■ Выбранный текст ■

____

В деревне, где живу, старея,

Меня, погибшего за Русь,

Все принимают за еврея.

Пошто?! Ответить не берусь.

 

....................................

должно быть, это только внешне

я не еврей и не узбек,

а если взвесить, то, конечно, —

еврей, албанец, финн кромешный,

француз! Очкарик... Человек...

 

Простое человеческое слово, пропущенное сквозь кристалл поэзии, важнее для Горбовского, чем пустая игра со словом. Он не стал мастером звукописи, открывателем новых рифм и ассоциаций; игра со словом, если и шла, то не мешала главному — пониманию смысла. У него почти не было открытий в технике стиха, но, впрочем, к простоте смысла стремились в период высшей своей зрелости и такие виртуозы стихотворной формы, как Пастернак и Заболоцкий. Думаю, именно простота стиха, простота его интонации, его мелодии объединяет и раннее, и позднее творчество поэта. Потому и любят переводить его стихи на язык песни многие композиторы, хотя поэт никогда не писал специально песенных текстов и поэтом-песенником себя не считает. Простота, а значит — смысловая открытость, напевность, возвращение в жизнь поэзии многих простых, но затёртых слов. И одновре­менно — нерв, напряжение стиха, связанное с напряжением его смысла, с напряжением самой жизни. Многие его стихи — как открытые нервы, как оголённые провода. Он всегда воспринимал поэзию всерьез, как дело жизни, как спасение человека. Он объединял эстетику стиха с этикой жизни и потому был прост даже в своей трагичности, в своём одиночестве, в своих поисках веры.

 

У дороги, у самой развилки,

Возле самого скрипа колёс,

Из-под снега торчала травинка...

Неуютно ей нынче жилось.

.....................................

...Я стоял, говоря ей “спасибо”,

и стыдил своё сердце: “Смотри,

одиночество — это не гибель,

это мужество, чёрт побери!”

 

Так семидесятые, начало восьмидесятых стали периодом отшельничества поэта. Он уходит ото всех, ищет свою подлинность.

 

Меня зовут... Устали звать.

Молчат угрюмою гурьбою.

А я хочу поцеловать

Вот это небо голубое.

____

■ Сохранённые записи ■
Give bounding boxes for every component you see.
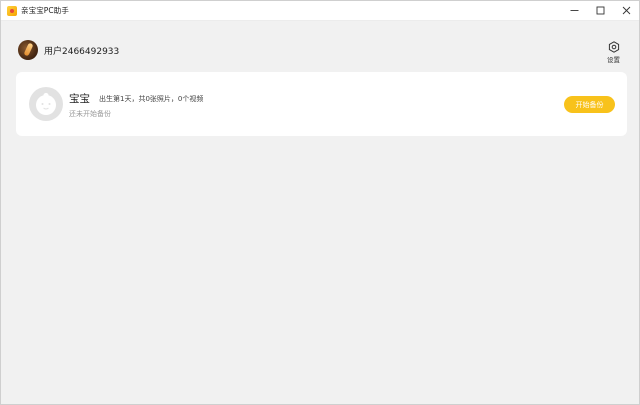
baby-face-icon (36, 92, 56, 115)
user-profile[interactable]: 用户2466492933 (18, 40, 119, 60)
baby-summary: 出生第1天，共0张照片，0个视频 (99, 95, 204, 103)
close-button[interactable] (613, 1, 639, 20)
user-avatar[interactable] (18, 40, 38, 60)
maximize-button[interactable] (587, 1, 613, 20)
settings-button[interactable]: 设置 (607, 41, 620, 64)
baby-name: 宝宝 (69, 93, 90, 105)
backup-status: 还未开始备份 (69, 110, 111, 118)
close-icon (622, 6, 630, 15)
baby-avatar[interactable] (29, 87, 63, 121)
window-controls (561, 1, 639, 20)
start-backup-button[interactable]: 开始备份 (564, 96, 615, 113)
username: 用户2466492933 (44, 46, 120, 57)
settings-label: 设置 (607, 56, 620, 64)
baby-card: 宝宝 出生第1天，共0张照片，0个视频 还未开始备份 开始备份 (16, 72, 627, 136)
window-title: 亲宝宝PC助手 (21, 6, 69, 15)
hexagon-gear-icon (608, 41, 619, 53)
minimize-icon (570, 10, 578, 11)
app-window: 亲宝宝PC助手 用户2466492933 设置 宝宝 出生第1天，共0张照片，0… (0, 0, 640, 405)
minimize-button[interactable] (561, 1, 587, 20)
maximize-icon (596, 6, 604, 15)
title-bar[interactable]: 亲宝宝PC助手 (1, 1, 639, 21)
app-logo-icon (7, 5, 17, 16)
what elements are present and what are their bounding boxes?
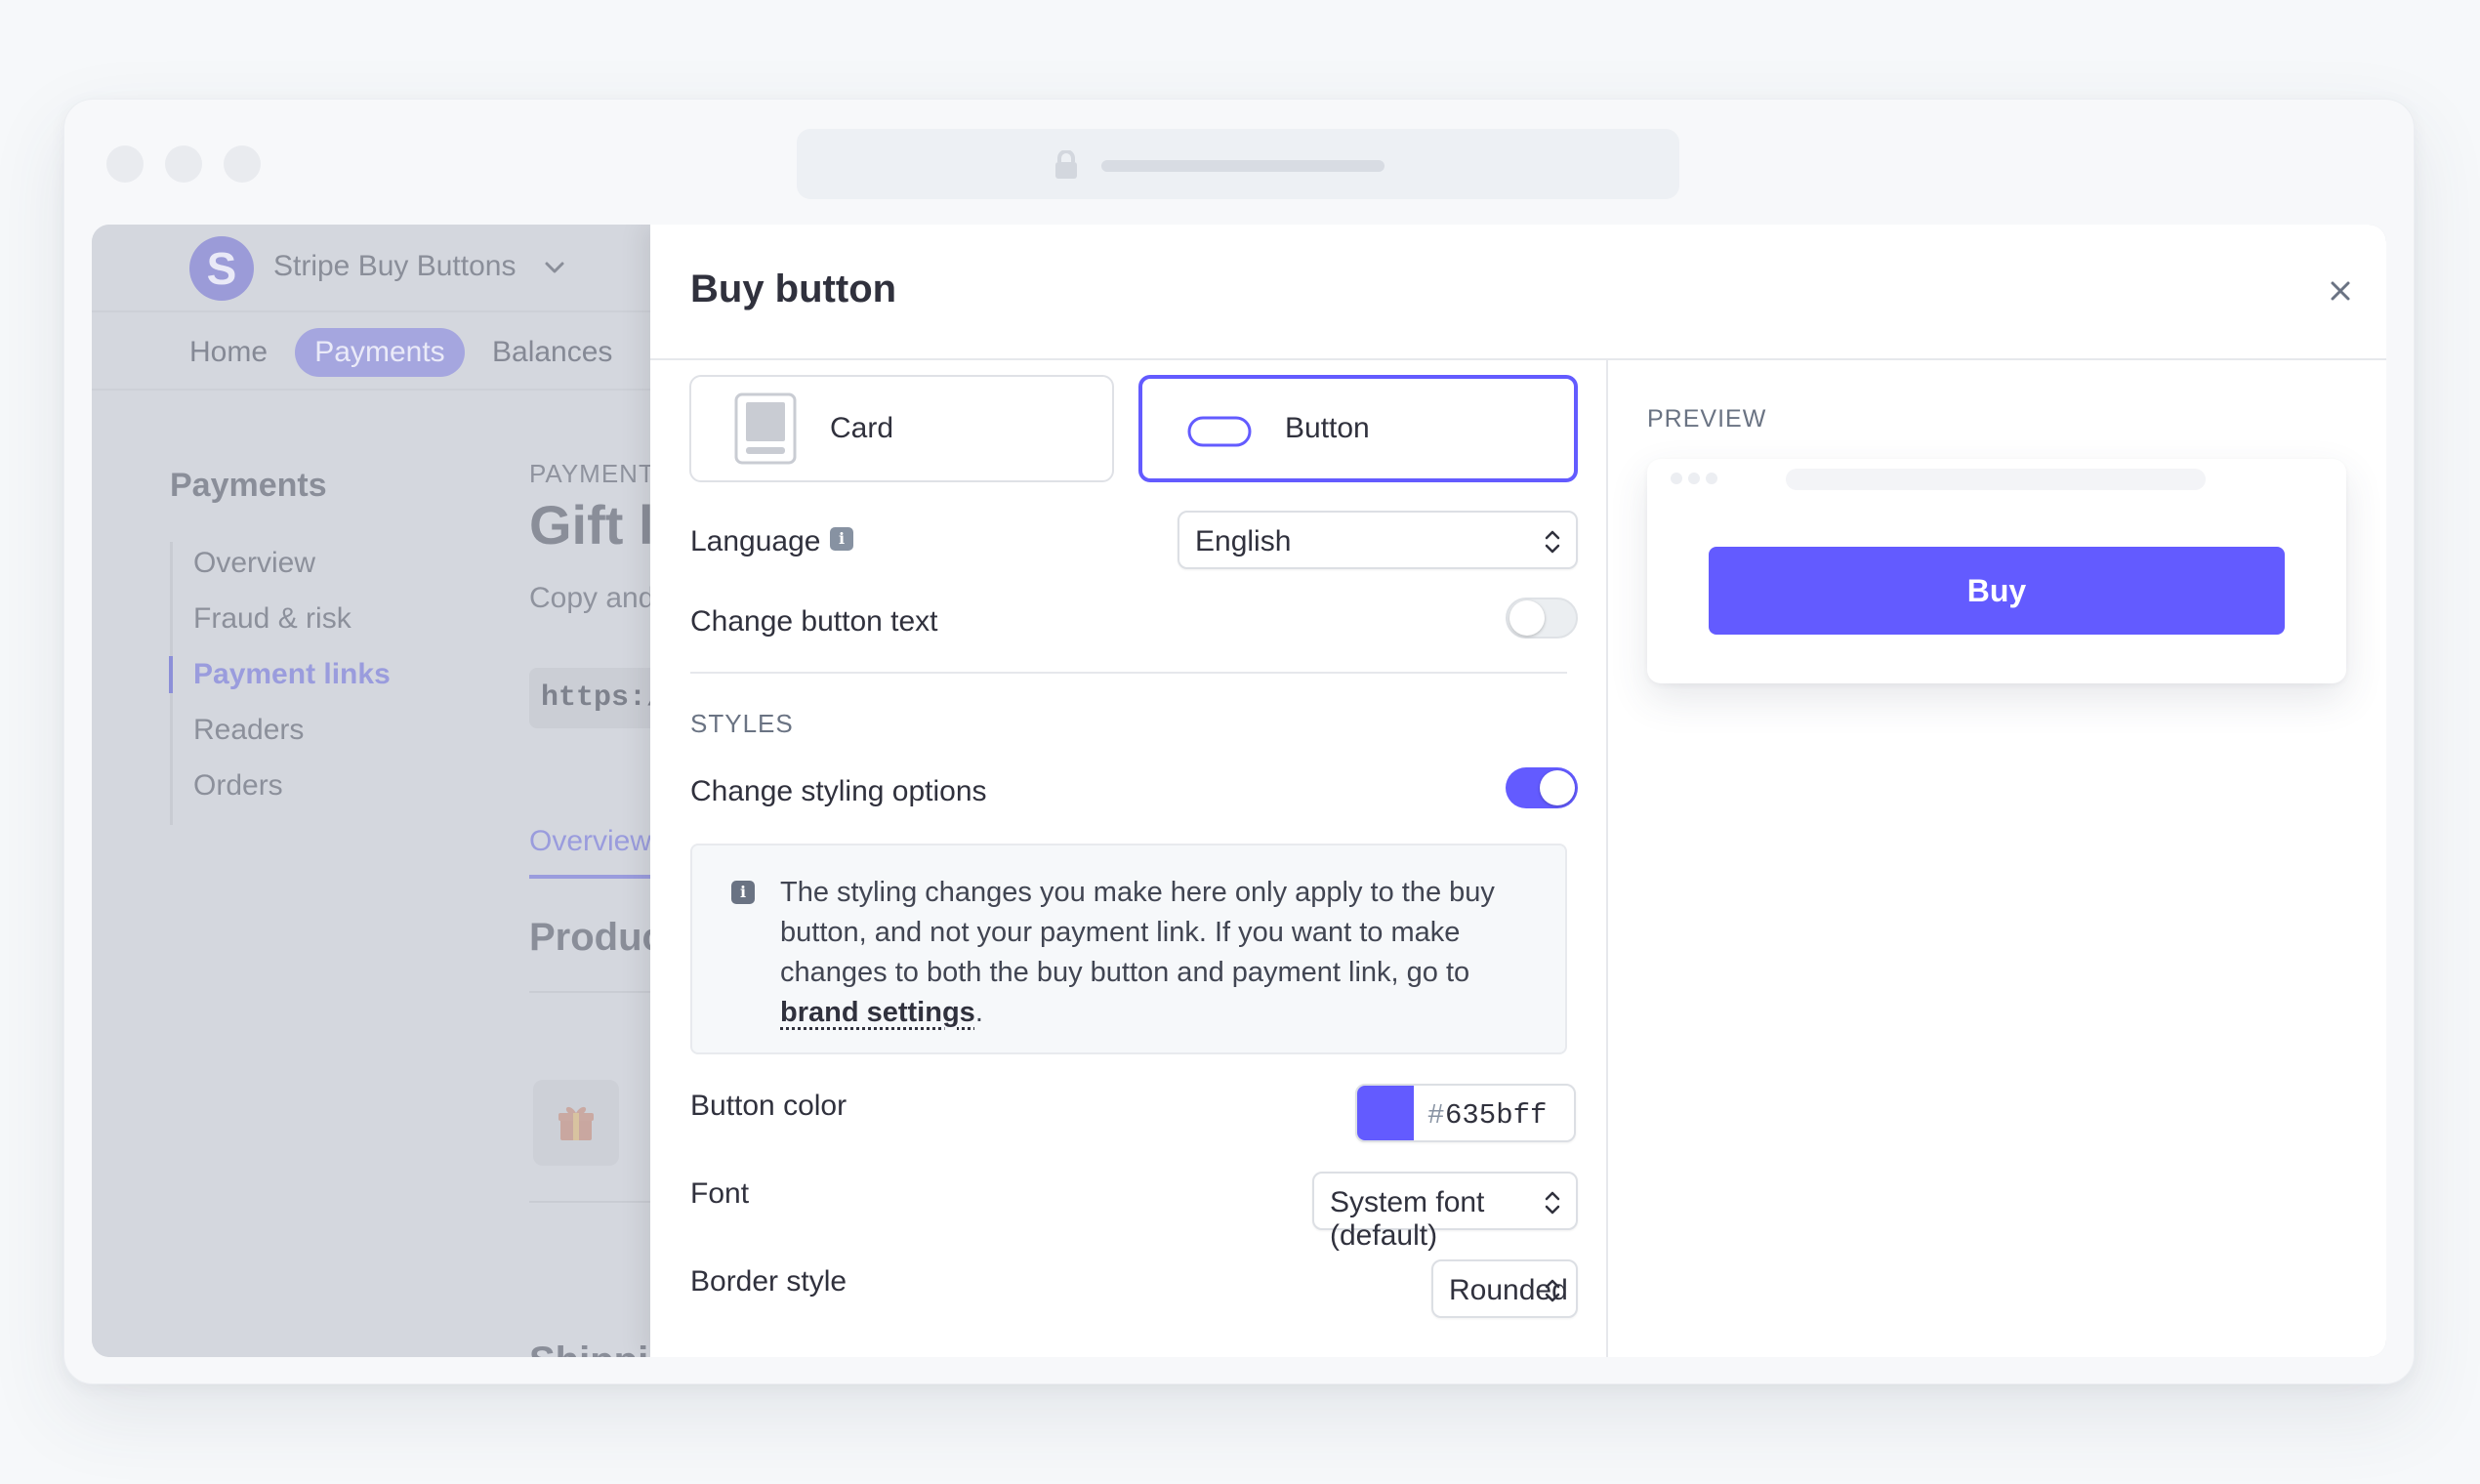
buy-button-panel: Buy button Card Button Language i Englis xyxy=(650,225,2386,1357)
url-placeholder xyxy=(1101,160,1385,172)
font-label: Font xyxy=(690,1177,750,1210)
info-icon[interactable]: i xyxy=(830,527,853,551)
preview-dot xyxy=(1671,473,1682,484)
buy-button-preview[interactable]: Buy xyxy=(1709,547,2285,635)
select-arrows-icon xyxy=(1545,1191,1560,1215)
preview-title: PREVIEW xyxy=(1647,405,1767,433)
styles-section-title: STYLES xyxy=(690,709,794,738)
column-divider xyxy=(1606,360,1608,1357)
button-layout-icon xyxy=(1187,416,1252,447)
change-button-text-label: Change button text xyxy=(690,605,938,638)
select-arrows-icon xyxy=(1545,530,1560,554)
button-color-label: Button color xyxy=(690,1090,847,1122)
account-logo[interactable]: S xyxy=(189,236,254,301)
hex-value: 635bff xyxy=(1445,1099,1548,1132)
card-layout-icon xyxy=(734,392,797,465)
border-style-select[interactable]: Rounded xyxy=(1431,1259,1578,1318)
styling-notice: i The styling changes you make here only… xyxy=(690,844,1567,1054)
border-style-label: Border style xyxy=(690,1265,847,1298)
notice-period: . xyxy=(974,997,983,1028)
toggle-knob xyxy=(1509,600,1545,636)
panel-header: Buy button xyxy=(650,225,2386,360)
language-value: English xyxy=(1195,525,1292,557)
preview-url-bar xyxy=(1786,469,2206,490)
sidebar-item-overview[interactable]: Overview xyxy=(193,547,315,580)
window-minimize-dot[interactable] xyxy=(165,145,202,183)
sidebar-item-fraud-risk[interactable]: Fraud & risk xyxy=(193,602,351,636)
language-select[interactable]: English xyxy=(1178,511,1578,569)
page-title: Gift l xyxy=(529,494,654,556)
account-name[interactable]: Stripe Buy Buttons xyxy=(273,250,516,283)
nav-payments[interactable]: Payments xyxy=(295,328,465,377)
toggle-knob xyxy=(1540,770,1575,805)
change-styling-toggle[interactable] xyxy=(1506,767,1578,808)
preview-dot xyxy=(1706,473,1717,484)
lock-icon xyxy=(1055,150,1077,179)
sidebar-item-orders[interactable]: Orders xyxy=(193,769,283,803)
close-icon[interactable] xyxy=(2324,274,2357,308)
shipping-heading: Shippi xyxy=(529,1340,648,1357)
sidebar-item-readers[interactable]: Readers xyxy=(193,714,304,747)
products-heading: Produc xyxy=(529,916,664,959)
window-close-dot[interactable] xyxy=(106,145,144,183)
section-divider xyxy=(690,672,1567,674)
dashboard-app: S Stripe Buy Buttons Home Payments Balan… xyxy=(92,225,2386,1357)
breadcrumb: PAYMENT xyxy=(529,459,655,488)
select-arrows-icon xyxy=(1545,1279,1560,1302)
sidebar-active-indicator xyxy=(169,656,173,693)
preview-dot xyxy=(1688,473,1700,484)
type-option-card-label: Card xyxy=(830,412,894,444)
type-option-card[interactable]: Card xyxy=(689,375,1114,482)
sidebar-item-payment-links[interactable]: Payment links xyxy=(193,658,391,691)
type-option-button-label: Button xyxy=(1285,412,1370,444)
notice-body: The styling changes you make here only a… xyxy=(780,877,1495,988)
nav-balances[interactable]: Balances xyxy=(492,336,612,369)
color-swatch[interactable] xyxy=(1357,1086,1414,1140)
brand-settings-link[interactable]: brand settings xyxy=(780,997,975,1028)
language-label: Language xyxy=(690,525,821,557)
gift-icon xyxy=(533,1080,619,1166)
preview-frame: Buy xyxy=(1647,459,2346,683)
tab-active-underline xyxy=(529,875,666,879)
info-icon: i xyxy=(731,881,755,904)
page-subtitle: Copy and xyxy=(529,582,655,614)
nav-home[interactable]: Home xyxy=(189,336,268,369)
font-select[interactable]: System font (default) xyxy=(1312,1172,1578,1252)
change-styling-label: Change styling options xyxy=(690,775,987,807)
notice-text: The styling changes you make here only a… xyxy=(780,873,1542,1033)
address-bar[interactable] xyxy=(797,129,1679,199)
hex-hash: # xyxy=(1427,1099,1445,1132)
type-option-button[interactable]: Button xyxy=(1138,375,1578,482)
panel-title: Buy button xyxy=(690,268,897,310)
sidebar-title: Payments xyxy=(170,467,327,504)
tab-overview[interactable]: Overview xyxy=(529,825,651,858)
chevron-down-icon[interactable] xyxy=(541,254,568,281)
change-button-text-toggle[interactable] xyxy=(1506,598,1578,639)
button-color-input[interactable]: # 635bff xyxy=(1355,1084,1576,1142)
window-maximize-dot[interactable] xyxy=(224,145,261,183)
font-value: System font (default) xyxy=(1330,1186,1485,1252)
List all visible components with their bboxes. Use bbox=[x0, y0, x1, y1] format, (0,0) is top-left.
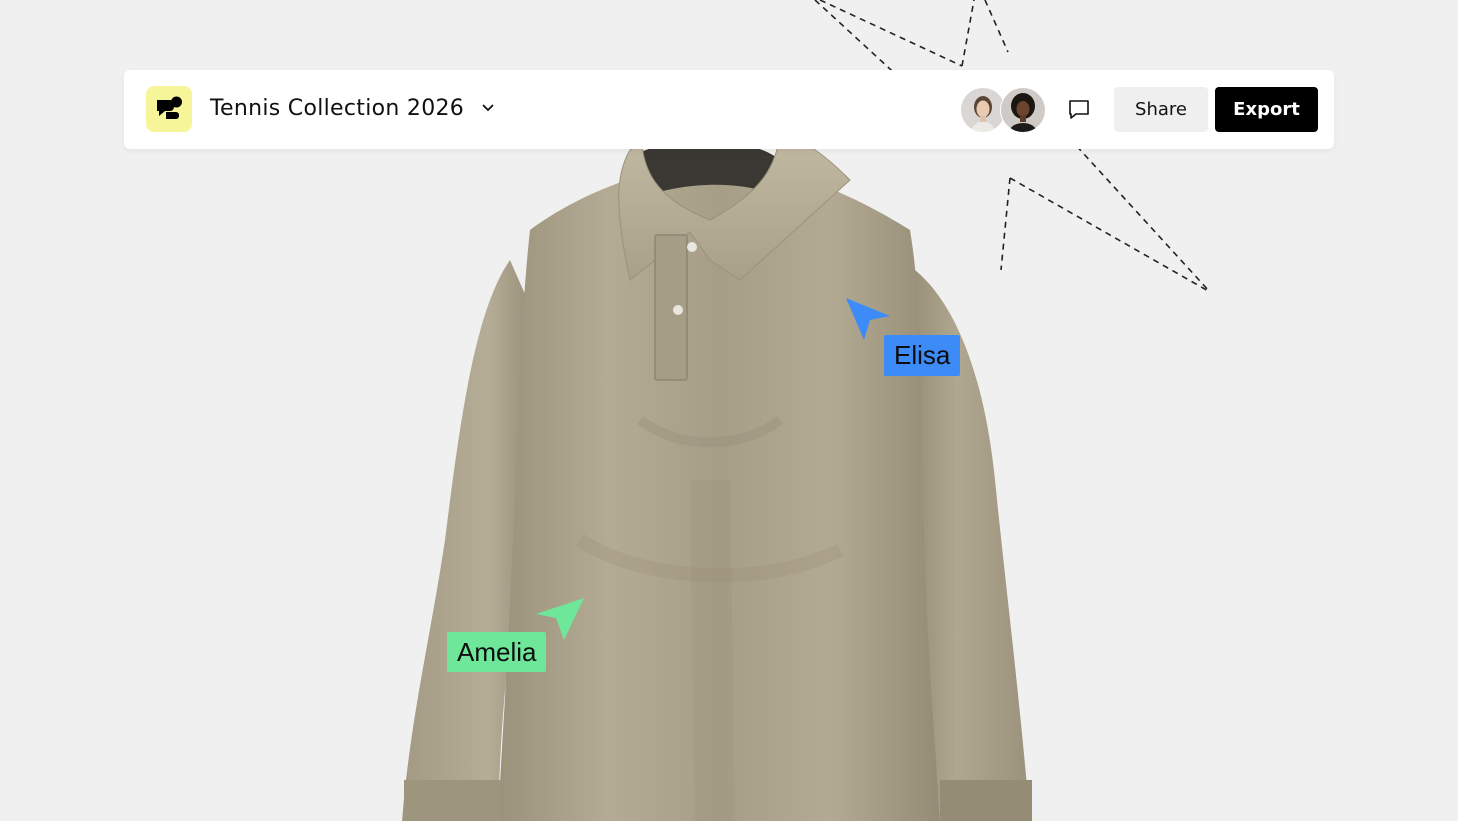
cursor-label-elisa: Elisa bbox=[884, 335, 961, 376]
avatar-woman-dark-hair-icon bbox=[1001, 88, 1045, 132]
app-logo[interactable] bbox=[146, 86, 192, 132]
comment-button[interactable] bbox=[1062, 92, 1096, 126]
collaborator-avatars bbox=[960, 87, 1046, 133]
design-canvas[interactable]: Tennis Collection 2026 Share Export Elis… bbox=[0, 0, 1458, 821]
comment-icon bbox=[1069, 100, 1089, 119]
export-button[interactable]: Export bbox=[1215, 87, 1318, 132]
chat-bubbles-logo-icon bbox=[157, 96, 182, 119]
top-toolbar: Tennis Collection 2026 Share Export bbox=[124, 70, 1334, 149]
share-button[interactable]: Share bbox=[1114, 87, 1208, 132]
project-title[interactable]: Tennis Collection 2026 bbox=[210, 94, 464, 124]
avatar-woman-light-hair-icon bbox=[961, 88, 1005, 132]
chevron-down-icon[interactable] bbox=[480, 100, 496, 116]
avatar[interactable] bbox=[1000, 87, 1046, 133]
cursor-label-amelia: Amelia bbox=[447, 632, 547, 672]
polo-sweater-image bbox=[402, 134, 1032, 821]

____

■ Инструкции к упражнению ■
**a)** Ответьте на вопросы по тексту о поэзии Горбовского:
(i) За кого, по словам первого стихотворного фрагмента, в деревне все принимают говорящего?
(ii) Каких виртуозов стихотворной формы текст называет стремившимися к простоте смысла в период высшей зрелости?
(iii) Какие годы текст называет периодом отшельничества поэта?
**b)** Объясните, опираясь на текст о поэзии Горбовского, почему многие композиторы перекладывают его стихи на язык песни. Уложитесь в одно–три предложения.

■ Результаты упражнения ■
**a)**
(i) За еврея.
(ii) Пастернака и Заболоцкого.
(iii) Семидесятые и начало восьмидесятых.

**b)** Причина в простоте его стиха, интонации и мелодии, которая объединяет раннее и позднее творчество поэта. Поэтому композиторы охотно перекладывают его стихи на язык песни, хотя специально песенных текстов он никогда не писал.